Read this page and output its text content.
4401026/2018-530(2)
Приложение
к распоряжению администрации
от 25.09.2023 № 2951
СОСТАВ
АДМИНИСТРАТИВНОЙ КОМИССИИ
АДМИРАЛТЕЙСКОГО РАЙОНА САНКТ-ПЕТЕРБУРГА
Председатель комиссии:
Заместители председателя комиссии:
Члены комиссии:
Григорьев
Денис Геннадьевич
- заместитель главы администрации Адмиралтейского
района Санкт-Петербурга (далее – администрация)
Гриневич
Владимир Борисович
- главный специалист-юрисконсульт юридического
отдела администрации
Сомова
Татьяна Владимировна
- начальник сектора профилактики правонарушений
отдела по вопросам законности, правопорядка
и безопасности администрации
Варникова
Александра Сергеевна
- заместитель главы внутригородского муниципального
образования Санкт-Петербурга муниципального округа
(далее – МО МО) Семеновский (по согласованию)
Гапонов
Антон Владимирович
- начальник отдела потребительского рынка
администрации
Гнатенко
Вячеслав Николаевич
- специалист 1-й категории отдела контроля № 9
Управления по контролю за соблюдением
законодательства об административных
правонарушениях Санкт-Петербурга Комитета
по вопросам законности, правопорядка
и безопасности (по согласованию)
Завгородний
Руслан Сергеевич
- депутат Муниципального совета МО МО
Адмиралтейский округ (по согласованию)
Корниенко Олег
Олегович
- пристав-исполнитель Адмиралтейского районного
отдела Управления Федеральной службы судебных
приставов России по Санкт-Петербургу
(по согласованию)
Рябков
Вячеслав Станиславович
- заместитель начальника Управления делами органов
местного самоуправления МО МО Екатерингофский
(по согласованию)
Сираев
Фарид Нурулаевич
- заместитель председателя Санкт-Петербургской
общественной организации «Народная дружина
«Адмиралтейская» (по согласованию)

Task brief:
Retype the material above, line by line, exactly.

Output below:
Read this page and output its text content.
4401026/2018-530(2)
Приложение
к распоряжению администрации
от 25.09.2023 № 2951
СОСТАВ
АДМИНИСТРАТИВНОЙ КОМИССИИ
АДМИРАЛТЕЙСКОГО РАЙОНА САНКТ-ПЕТЕРБУРГА
Председатель комиссии:
Заместители председателя комиссии:
Члены комиссии:
Григорьев
Денис Геннадьевич
- заместитель главы администрации Адмиралтейского
района Санкт-Петербурга (далее – администрация)
Гриневич
Владимир Борисович
- главный специалист-юрисконсульт юридического
отдела администрации
Сомова
Татьяна Владимировна
- начальник сектора профилактики правонарушений
отдела по вопросам законности, правопорядка
и безопасности администрации
Варникова
Александра Сергеевна
- заместитель главы внутригородского муниципального
образования Санкт-Петербурга муниципального округа
(далее – МО МО) Семеновский (по согласованию)
Гапонов
Антон Владимирович
- начальник отдела потребительского рынка
администрации
Гнатенко
Вячеслав Николаевич
- специалист 1-й категории отдела контроля № 9
Управления по контролю за соблюдением
законодательства об административных
правонарушениях Санкт-Петербурга Комитета
по вопросам законности, правопорядка
и безопасности (по согласованию)
Завгородний
Руслан Сергеевич
- депутат Муниципального совета МО МО
Адмиралтейский округ (по согласованию)
Корниенко Олег
Олегович
- пристав-исполнитель Адмиралтейского районного
отдела Управления Федеральной службы судебных
приставов России по Санкт-Петербургу
(по согласованию)
Рябков
Вячеслав Станиславович
- заместитель начальника Управления делами органов
местного самоуправления МО МО Екатерингофский
(по согласованию)
Сираев
Фарид Нурулаевич
- заместитель председателя Санкт-Петербургской
общественной организации «Народная дружина
«Адмиралтейская» (по согласованию)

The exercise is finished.